REQUEST:
Spot every line with the word "metonymy" and return it.

= = = = = = =

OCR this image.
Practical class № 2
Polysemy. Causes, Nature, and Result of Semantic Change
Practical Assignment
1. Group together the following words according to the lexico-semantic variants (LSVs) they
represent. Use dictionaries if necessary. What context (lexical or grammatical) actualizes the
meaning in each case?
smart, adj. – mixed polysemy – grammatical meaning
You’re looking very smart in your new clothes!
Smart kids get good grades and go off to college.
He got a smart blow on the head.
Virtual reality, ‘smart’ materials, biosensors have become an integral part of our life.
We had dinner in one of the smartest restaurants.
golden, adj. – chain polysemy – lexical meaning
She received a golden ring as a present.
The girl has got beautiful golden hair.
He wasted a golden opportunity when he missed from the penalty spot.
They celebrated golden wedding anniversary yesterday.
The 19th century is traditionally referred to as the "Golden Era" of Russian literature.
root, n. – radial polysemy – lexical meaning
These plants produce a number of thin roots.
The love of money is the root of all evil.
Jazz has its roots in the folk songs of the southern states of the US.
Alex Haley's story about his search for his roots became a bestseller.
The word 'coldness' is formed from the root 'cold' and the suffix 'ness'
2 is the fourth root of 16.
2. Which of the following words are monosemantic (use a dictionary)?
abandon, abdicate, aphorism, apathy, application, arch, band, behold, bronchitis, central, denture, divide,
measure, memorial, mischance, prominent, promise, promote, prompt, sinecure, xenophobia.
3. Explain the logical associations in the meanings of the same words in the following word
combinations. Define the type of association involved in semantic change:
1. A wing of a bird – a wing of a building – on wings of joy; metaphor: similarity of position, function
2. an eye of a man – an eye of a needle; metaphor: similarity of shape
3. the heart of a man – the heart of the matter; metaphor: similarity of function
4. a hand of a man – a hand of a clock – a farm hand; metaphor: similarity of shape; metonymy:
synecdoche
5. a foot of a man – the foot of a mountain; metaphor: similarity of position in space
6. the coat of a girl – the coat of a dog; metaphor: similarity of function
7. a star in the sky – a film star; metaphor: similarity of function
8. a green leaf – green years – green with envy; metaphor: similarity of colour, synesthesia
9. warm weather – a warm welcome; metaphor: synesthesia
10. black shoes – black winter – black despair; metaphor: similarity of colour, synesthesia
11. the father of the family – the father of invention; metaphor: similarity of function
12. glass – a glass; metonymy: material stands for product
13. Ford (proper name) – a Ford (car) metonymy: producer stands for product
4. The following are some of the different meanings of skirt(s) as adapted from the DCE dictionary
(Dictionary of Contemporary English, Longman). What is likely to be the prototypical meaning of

= = = = = = =

THE OUTPUT:
4. a hand of a man – a hand of a clock – a farm hand; metaphor: similarity of shape; metonymy:
12. glass – a glass; metonymy: material stands for product
13. Ford (proper name) – a Ford (car) metonymy: producer stands for product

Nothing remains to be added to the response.